- [Your assignment] Please return every line in the entries below with the word "what" in it.

══════════

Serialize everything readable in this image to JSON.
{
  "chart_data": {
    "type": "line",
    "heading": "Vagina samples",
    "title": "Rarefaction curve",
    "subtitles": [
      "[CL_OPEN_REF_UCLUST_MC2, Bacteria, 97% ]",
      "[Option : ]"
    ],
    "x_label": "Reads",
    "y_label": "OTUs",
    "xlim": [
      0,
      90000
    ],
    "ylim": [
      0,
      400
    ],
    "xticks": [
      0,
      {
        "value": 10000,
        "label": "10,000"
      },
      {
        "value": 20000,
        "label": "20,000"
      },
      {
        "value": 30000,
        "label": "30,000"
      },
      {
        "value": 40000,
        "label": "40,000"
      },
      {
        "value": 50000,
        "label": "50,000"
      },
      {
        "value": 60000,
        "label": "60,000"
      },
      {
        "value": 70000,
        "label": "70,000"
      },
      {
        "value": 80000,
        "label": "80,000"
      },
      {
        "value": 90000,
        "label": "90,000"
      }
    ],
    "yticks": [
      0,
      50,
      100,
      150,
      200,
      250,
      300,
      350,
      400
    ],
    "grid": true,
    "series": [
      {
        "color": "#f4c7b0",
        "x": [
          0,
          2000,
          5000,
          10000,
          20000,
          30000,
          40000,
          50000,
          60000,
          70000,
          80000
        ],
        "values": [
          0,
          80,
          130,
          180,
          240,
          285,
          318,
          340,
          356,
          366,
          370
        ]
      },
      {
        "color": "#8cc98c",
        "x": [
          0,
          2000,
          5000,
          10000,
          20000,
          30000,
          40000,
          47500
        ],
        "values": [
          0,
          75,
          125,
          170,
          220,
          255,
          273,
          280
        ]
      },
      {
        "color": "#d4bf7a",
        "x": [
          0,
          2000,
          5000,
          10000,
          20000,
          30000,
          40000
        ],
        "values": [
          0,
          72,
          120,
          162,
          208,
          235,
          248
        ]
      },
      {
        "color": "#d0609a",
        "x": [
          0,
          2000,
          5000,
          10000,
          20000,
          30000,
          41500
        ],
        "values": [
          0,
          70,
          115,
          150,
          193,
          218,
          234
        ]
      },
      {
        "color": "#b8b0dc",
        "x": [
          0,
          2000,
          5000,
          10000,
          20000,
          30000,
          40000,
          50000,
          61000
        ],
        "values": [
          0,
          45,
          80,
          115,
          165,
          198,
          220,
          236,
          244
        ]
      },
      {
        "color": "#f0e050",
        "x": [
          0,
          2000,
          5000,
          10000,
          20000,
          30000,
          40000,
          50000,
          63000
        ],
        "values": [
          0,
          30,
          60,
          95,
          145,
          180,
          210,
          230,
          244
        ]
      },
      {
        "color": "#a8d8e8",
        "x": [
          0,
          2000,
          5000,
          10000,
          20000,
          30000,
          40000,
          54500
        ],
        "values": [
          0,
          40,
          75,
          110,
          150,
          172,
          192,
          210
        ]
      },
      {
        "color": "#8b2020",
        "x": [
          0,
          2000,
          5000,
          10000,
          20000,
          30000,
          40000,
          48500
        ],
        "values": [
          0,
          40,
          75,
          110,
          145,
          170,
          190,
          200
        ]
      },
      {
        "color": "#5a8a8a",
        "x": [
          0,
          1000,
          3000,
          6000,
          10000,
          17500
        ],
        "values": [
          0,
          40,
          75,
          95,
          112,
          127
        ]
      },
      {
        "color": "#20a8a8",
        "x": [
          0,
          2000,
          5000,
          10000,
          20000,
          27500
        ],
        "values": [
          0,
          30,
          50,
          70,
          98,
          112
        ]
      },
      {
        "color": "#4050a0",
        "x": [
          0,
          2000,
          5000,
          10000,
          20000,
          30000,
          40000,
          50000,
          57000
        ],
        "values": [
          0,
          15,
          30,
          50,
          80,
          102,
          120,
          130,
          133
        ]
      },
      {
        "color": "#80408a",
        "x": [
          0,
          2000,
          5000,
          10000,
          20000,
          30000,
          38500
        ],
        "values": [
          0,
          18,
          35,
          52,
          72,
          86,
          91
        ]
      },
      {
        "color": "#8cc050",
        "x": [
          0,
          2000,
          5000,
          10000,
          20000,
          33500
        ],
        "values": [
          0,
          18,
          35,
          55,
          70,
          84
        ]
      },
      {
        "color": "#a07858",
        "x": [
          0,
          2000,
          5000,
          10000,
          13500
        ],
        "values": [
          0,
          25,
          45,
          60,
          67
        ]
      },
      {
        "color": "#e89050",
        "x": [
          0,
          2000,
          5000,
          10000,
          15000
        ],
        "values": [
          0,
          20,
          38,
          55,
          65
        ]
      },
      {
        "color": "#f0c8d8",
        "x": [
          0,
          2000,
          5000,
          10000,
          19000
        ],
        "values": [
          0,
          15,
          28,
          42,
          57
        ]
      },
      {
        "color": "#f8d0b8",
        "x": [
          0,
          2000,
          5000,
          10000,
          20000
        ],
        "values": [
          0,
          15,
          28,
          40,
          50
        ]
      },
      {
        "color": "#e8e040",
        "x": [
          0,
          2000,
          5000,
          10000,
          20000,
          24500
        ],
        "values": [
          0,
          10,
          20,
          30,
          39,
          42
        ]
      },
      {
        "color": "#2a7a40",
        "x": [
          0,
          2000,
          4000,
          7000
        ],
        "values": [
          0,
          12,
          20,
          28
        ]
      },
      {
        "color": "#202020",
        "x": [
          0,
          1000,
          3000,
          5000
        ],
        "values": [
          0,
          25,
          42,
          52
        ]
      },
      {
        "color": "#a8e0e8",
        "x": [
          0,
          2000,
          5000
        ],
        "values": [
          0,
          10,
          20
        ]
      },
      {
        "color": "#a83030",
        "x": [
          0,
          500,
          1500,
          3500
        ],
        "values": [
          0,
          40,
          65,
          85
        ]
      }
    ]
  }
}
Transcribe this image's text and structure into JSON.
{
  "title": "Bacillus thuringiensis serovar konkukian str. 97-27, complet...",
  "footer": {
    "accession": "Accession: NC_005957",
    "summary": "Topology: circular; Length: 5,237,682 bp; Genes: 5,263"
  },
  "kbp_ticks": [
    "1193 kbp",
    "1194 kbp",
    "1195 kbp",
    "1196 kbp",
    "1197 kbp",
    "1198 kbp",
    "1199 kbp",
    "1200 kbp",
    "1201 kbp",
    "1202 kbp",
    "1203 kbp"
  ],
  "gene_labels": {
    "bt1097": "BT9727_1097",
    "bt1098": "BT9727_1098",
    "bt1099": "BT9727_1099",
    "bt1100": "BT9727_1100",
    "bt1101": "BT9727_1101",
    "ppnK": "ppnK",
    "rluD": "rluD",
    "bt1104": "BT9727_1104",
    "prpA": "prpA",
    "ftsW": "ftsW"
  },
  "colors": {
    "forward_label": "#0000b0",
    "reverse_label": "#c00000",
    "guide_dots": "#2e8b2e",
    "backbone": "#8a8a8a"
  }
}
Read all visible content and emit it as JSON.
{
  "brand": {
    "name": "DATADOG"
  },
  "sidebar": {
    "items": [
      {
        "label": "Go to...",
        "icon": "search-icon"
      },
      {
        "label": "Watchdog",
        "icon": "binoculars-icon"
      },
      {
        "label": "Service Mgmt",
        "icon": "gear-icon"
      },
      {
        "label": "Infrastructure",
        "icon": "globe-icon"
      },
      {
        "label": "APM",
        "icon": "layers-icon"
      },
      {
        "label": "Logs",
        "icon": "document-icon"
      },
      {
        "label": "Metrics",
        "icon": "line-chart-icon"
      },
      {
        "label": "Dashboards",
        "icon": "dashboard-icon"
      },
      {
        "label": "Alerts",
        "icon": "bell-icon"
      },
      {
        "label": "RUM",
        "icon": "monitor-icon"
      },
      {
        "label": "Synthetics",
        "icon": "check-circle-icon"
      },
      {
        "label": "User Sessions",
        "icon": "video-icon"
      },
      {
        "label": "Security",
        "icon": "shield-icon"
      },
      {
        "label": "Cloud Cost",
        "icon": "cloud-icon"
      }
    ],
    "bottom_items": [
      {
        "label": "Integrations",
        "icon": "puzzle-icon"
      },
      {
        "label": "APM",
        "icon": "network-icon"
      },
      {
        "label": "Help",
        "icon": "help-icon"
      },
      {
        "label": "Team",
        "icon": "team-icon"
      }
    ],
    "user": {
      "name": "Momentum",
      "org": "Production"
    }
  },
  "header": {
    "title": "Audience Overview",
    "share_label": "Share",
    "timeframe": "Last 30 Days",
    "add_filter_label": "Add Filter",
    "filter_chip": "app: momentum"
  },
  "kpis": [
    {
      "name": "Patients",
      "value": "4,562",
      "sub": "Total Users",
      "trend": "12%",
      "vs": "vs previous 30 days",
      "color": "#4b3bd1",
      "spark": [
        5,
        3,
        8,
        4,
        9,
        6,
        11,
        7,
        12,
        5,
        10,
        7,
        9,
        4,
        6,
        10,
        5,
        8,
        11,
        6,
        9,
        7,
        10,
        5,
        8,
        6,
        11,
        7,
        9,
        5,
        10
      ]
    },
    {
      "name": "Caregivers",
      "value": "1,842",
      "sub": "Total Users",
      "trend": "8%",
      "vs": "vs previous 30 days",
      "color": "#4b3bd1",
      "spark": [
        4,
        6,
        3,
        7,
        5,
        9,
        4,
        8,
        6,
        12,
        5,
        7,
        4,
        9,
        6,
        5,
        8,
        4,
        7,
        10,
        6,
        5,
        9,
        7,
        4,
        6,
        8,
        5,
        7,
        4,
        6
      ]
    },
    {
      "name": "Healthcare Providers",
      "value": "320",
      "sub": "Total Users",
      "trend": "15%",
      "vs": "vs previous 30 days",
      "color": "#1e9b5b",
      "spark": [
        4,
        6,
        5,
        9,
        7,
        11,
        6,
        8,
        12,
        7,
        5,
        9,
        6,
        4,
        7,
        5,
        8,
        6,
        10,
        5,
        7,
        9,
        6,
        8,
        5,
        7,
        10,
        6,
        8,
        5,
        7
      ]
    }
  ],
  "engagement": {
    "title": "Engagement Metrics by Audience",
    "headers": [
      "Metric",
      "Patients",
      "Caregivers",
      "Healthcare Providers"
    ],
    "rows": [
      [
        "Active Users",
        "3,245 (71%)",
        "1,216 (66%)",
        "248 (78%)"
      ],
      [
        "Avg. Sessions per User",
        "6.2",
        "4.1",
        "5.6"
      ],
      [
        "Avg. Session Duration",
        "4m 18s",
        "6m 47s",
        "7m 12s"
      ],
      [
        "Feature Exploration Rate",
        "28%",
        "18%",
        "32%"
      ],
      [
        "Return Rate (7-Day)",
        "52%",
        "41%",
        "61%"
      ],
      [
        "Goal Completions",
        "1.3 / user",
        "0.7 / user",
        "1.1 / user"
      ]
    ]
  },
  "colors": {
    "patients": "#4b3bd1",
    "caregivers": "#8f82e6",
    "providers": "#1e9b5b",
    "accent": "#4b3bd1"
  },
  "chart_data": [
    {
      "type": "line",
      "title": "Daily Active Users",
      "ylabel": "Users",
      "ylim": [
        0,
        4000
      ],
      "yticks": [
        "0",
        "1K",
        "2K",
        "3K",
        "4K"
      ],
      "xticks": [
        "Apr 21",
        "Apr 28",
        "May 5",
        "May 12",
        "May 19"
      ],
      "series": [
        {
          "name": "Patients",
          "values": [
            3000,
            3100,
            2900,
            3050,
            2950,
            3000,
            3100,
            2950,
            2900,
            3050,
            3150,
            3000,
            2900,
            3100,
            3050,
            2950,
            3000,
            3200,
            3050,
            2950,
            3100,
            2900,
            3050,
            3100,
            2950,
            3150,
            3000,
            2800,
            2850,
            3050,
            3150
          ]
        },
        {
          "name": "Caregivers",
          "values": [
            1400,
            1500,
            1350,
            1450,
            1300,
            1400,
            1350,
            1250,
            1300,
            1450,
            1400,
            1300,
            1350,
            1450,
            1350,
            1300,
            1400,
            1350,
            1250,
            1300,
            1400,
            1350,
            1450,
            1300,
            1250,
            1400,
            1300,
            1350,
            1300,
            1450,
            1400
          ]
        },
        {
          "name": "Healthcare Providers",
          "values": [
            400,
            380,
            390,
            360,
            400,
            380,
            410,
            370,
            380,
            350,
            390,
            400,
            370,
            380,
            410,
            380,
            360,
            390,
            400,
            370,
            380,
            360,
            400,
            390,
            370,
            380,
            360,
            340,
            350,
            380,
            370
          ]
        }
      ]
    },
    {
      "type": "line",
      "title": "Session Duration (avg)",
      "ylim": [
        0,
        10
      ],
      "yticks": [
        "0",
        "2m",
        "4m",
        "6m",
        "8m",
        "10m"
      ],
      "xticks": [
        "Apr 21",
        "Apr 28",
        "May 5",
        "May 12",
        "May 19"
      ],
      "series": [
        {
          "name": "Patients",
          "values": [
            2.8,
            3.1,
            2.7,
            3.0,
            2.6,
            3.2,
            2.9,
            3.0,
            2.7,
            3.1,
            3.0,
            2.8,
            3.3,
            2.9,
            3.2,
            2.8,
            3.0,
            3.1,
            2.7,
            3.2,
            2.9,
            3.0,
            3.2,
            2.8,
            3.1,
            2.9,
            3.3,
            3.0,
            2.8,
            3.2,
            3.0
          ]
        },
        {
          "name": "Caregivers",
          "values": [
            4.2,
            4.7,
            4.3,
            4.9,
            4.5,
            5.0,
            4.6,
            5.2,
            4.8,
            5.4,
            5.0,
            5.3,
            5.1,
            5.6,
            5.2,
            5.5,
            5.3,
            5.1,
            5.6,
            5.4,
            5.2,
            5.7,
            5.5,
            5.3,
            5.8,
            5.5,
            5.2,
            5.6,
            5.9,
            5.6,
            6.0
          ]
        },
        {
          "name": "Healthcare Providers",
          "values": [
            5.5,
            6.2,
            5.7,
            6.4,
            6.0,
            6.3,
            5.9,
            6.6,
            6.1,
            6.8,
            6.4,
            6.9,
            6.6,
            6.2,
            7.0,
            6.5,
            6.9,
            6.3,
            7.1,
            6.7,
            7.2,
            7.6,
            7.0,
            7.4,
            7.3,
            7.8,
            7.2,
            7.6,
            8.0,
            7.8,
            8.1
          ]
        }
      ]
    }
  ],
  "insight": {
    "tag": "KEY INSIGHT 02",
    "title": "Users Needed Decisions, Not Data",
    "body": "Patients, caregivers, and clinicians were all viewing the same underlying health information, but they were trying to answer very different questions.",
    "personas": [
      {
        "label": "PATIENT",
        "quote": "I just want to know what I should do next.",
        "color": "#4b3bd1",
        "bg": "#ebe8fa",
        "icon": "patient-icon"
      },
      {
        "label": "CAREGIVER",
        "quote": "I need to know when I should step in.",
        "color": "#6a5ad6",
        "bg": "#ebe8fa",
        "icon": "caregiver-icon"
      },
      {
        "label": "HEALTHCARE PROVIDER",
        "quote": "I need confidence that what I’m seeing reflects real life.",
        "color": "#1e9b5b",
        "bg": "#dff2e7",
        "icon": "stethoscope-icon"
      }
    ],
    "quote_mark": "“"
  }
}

══════════

- [Answer]
        "quote": "I just want to know what I should do next.",
        "quote": "I need confidence that what I’m seeing reflects real life.",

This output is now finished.